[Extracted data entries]
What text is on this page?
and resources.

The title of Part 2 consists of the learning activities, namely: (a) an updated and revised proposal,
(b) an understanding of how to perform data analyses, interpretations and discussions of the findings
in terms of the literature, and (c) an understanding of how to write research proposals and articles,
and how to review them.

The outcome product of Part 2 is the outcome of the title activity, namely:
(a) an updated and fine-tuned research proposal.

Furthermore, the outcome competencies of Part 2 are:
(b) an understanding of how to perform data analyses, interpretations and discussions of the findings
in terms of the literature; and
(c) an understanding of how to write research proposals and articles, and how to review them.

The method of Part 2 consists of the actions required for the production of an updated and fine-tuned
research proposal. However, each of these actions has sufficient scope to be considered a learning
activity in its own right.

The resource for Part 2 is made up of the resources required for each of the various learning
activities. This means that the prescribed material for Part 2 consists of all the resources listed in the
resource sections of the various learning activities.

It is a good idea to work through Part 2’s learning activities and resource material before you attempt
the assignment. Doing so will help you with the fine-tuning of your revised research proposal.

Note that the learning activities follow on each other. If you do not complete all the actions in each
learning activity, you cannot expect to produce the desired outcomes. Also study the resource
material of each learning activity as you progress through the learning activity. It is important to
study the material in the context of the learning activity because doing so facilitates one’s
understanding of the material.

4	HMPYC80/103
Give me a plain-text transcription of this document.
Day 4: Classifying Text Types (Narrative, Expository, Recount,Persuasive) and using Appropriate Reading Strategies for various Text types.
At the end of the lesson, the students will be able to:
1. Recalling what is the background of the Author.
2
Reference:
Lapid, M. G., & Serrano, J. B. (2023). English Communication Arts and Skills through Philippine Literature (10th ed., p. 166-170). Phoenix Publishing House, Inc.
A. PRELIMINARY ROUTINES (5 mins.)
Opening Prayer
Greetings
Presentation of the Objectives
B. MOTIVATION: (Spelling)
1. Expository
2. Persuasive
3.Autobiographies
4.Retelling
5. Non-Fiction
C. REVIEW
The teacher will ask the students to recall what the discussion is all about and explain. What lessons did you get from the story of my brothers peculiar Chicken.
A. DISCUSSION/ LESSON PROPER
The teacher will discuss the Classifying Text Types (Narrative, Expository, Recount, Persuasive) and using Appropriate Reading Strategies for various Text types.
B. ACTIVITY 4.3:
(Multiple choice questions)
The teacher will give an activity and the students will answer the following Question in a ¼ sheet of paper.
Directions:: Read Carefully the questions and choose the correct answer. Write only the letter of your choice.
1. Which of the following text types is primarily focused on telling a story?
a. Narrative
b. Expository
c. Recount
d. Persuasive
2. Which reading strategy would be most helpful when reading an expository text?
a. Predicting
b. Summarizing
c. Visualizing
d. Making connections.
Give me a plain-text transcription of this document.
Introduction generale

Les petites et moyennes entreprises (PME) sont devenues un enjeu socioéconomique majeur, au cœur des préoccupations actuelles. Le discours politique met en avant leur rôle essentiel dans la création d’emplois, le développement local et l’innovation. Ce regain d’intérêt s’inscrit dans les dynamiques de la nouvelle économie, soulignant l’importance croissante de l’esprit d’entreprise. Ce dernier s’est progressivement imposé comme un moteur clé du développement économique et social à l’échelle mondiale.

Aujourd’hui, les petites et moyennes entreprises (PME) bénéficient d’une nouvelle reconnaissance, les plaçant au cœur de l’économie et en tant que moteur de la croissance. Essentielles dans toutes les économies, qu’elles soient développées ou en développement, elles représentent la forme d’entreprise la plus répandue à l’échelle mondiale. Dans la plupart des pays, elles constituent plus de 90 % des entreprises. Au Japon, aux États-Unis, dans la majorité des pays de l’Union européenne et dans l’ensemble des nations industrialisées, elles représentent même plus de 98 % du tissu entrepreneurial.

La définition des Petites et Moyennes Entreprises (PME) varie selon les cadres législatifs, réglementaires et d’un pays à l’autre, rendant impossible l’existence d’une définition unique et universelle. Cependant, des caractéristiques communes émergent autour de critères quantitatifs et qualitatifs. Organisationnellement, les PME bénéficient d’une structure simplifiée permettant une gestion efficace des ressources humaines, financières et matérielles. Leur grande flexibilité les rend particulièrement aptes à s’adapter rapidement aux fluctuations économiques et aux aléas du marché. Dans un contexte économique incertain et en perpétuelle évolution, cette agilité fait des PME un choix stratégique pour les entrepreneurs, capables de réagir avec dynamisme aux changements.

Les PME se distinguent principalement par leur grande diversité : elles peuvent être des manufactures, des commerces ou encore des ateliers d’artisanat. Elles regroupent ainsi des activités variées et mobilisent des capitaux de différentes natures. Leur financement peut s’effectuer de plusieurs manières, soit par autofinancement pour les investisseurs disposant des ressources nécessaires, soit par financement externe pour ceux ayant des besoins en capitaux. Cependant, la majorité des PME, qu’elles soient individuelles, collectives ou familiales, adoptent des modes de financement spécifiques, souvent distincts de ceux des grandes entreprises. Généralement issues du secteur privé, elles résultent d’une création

* STATED GOAL: Reproduce each line verbatim.

* TASK SOLUTION:
What text is on this page?
and resources.

The title of Part 2 consists of the learning activities, namely: (a) an updated and revised proposal,
(b) an understanding of how to perform data analyses, interpretations and discussions of the findings
in terms of the literature, and (c) an understanding of how to write research proposals and articles,
and how to review them.

The outcome product of Part 2 is the outcome of the title activity, namely:
(a) an updated and fine-tuned research proposal.

Furthermore, the outcome competencies of Part 2 are:
(b) an understanding of how to perform data analyses, interpretations and discussions of the findings
in terms of the literature; and
(c) an understanding of how to write research proposals and articles, and how to review them.

The method of Part 2 consists of the actions required for the production of an updated and fine-tuned
research proposal. However, each of these actions has sufficient scope to be considered a learning
activity in its own right.

The resource for Part 2 is made up of the resources required for each of the various learning
activities. This means that the prescribed material for Part 2 consists of all the resources listed in the
resource sections of the various learning activities.

It is a good idea to work through Part 2’s learning activities and resource material before you attempt
the assignment. Doing so will help you with the fine-tuning of your revised research proposal.

Note that the learning activities follow on each other. If you do not complete all the actions in each
learning activity, you cannot expect to produce the desired outcomes. Also study the resource
material of each learning activity as you progress through the learning activity. It is important to
study the material in the context of the learning activity because doing so facilitates one’s
understanding of the material.

4	HMPYC80/103
Give me a plain-text transcription of this document.
Day 4: Classifying Text Types (Narrative, Expository, Recount,Persuasive) and using Appropriate Reading Strategies for various Text types.
At the end of the lesson, the students will be able to:
1. Recalling what is the background of the Author.
2
Reference:
Lapid, M. G., & Serrano, J. B. (2023). English Communication Arts and Skills through Philippine Literature (10th ed., p. 166-170). Phoenix Publishing House, Inc.
A. PRELIMINARY ROUTINES (5 mins.)
Opening Prayer
Greetings
Presentation of the Objectives
B. MOTIVATION: (Spelling)
1. Expository
2. Persuasive
3.Autobiographies
4.Retelling
5. Non-Fiction
C. REVIEW
The teacher will ask the students to recall what the discussion is all about and explain. What lessons did you get from the story of my brothers peculiar Chicken.
A. DISCUSSION/ LESSON PROPER
The teacher will discuss the Classifying Text Types (Narrative, Expository, Recount, Persuasive) and using Appropriate Reading Strategies for various Text types.
B. ACTIVITY 4.3:
(Multiple choice questions)
The teacher will give an activity and the students will answer the following Question in a ¼ sheet of paper.
Directions:: Read Carefully the questions and choose the correct answer. Write only the letter of your choice.
1. Which of the following text types is primarily focused on telling a story?
a. Narrative
b. Expository
c. Recount
d. Persuasive
2. Which reading strategy would be most helpful when reading an expository text?
a. Predicting
b. Summarizing
c. Visualizing
d. Making connections.
Give me a plain-text transcription of this document.
Introduction generale

Les petites et moyennes entreprises (PME) sont devenues un enjeu socioéconomique majeur, au cœur des préoccupations actuelles. Le discours politique met en avant leur rôle essentiel dans la création d’emplois, le développement local et l’innovation. Ce regain d’intérêt s’inscrit dans les dynamiques de la nouvelle économie, soulignant l’importance croissante de l’esprit d’entreprise. Ce dernier s’est progressivement imposé comme un moteur clé du développement économique et social à l’échelle mondiale.

Aujourd’hui, les petites et moyennes entreprises (PME) bénéficient d’une nouvelle reconnaissance, les plaçant au cœur de l’économie et en tant que moteur de la croissance. Essentielles dans toutes les économies, qu’elles soient développées ou en développement, elles représentent la forme d’entreprise la plus répandue à l’échelle mondiale. Dans la plupart des pays, elles constituent plus de 90 % des entreprises. Au Japon, aux États-Unis, dans la majorité des pays de l’Union européenne et dans l’ensemble des nations industrialisées, elles représentent même plus de 98 % du tissu entrepreneurial.

La définition des Petites et Moyennes Entreprises (PME) varie selon les cadres législatifs, réglementaires et d’un pays à l’autre, rendant impossible l’existence d’une définition unique et universelle. Cependant, des caractéristiques communes émergent autour de critères quantitatifs et qualitatifs. Organisationnellement, les PME bénéficient d’une structure simplifiée permettant une gestion efficace des ressources humaines, financières et matérielles. Leur grande flexibilité les rend particulièrement aptes à s’adapter rapidement aux fluctuations économiques et aux aléas du marché. Dans un contexte économique incertain et en perpétuelle évolution, cette agilité fait des PME un choix stratégique pour les entrepreneurs, capables de réagir avec dynamisme aux changements.

Les PME se distinguent principalement par leur grande diversité : elles peuvent être des manufactures, des commerces ou encore des ateliers d’artisanat. Elles regroupent ainsi des activités variées et mobilisent des capitaux de différentes natures. Leur financement peut s’effectuer de plusieurs manières, soit par autofinancement pour les investisseurs disposant des ressources nécessaires, soit par financement externe pour ceux ayant des besoins en capitaux. Cependant, la majorité des PME, qu’elles soient individuelles, collectives ou familiales, adoptent des modes de financement spécifiques, souvent distincts de ceux des grandes entreprises. Généralement issues du secteur privé, elles résultent d’une création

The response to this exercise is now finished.